*TASKS TO CARRY OUT:*
- a) In the text about the grade strike, how many students' grades were the organizers holding back as of early Friday afternoon?
- b) From the text about the grade strike, pull out word for word the stretch from "The organizers say" through "handing in grades.".
======== TEXT ========
As of early Friday afternoon, the organizers said that they had nearly 80 teaching assistants on strike, and that they were holding back the grades of more than 2,000 students. The banner above was an early listing of the number of teaching assistants on strike and the number of students affected.

The organizers say that their move is an "action," not a strike, because they are working, grading student papers and so forth, and they are simply not handing in grades.

Silent Sam was toppled by protesters in August (at right). Protesters used ropes to take down the statue, which was then removed by the university, setting off a debate on whether and how it would return to campus.

The action came after years of debate. As many other colleges and universities removed Confederate statues and symbols, UNC officials said that they lacked the power to remove the statue, with the campus deferring to the system, and the system board in July saying that any decision needed to come from a state agency and that the system had no plans to ask that agency to act.
======== PROVIDED INFORMATION ========
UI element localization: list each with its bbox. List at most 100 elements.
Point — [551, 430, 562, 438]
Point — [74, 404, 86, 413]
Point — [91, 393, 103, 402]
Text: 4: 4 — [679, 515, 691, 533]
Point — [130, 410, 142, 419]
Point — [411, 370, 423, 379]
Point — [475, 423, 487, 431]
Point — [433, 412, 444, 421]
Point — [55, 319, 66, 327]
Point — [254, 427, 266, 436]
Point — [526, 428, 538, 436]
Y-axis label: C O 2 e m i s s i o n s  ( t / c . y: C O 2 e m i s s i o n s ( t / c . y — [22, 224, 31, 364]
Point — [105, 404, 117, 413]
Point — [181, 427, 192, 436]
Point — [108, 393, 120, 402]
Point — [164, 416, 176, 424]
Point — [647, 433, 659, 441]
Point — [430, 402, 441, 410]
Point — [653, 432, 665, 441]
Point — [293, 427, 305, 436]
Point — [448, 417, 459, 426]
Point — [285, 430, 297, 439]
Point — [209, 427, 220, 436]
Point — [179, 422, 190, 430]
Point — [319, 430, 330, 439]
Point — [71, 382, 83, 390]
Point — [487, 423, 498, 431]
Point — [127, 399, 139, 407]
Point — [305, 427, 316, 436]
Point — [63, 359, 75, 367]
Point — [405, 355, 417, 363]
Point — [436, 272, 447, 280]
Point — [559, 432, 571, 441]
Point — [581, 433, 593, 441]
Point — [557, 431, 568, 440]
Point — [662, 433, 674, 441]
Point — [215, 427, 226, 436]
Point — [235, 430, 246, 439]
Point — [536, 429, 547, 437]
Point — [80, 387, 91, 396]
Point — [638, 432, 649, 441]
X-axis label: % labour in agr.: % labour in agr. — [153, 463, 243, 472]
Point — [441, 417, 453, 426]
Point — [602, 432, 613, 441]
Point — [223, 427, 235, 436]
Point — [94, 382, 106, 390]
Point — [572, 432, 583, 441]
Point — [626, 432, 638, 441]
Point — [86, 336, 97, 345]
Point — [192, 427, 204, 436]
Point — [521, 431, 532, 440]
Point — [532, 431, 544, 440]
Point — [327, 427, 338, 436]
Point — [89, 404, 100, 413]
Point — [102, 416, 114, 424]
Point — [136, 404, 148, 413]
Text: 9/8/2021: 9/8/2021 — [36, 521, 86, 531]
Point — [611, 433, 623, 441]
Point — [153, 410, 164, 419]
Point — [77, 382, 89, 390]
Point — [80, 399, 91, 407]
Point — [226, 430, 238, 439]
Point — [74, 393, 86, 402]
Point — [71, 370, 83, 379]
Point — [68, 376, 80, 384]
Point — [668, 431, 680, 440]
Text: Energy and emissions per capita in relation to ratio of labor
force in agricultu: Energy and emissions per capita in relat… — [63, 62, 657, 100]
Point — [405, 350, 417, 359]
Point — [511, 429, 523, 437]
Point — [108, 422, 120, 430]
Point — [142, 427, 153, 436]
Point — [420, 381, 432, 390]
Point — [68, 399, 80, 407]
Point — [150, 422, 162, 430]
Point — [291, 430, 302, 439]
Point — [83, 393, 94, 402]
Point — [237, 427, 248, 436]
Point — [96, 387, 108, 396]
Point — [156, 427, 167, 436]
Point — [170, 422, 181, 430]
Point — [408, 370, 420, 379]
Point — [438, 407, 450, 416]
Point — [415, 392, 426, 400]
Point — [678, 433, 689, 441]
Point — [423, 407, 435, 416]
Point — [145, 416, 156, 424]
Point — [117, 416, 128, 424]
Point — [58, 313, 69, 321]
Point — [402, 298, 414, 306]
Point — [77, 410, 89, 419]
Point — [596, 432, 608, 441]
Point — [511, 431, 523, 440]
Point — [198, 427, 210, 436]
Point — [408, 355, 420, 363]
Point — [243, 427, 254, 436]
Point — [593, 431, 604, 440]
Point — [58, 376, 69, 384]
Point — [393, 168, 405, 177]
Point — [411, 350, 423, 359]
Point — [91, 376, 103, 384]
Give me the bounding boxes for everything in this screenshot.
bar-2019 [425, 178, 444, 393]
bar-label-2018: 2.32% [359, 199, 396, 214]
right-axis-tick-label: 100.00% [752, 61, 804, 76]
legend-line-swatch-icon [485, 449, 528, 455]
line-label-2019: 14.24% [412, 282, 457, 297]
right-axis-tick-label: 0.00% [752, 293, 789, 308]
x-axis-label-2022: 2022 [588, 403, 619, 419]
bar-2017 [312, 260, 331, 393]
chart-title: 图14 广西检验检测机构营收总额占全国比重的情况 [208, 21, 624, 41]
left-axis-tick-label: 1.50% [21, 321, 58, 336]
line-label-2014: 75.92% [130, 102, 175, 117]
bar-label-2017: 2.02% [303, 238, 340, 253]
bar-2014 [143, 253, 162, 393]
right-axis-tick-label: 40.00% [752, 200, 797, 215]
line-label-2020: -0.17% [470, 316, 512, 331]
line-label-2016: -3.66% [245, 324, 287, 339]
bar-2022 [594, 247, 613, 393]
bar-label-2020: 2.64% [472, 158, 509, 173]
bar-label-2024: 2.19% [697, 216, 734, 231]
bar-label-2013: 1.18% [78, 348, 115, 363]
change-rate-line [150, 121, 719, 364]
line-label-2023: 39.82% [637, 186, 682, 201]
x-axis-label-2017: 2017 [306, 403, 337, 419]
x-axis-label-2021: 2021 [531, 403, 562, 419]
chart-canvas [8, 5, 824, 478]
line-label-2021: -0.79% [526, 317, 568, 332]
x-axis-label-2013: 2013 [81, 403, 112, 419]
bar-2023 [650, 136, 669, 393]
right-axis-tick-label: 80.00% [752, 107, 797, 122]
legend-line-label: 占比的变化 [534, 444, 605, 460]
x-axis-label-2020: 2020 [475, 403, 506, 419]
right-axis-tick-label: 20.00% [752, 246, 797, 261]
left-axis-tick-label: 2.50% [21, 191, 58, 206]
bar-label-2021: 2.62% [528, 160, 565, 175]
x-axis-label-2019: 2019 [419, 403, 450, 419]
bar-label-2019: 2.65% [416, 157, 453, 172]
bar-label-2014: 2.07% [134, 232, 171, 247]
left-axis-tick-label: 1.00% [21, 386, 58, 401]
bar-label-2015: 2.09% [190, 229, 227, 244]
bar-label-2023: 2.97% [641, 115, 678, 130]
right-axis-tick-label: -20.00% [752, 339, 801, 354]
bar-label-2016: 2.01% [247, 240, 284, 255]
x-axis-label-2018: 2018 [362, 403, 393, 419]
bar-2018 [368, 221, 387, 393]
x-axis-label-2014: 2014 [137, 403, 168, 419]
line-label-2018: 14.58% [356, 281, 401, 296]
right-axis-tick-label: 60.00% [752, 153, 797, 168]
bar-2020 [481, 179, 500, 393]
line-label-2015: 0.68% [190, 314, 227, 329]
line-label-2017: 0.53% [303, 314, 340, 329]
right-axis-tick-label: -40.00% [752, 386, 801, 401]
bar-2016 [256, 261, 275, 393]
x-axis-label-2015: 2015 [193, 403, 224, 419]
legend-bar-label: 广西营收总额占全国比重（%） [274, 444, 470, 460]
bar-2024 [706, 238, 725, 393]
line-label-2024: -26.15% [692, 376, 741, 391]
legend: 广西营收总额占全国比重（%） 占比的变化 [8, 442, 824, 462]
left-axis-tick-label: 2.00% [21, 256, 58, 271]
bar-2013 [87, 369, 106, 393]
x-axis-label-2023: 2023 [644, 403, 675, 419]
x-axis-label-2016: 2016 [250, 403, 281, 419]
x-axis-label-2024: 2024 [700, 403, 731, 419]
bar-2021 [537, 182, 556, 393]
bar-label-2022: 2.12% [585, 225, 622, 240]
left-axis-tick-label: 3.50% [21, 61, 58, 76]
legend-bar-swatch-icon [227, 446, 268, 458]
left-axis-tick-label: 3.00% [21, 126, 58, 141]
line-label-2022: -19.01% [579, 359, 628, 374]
========
*EXERCISE ANSWERS:*
- a) More than 2,000 students.

- b)
The organizers say that their move is an "action," not a strike, because they are working, grading student papers and so forth, and they are simply not handing in grades.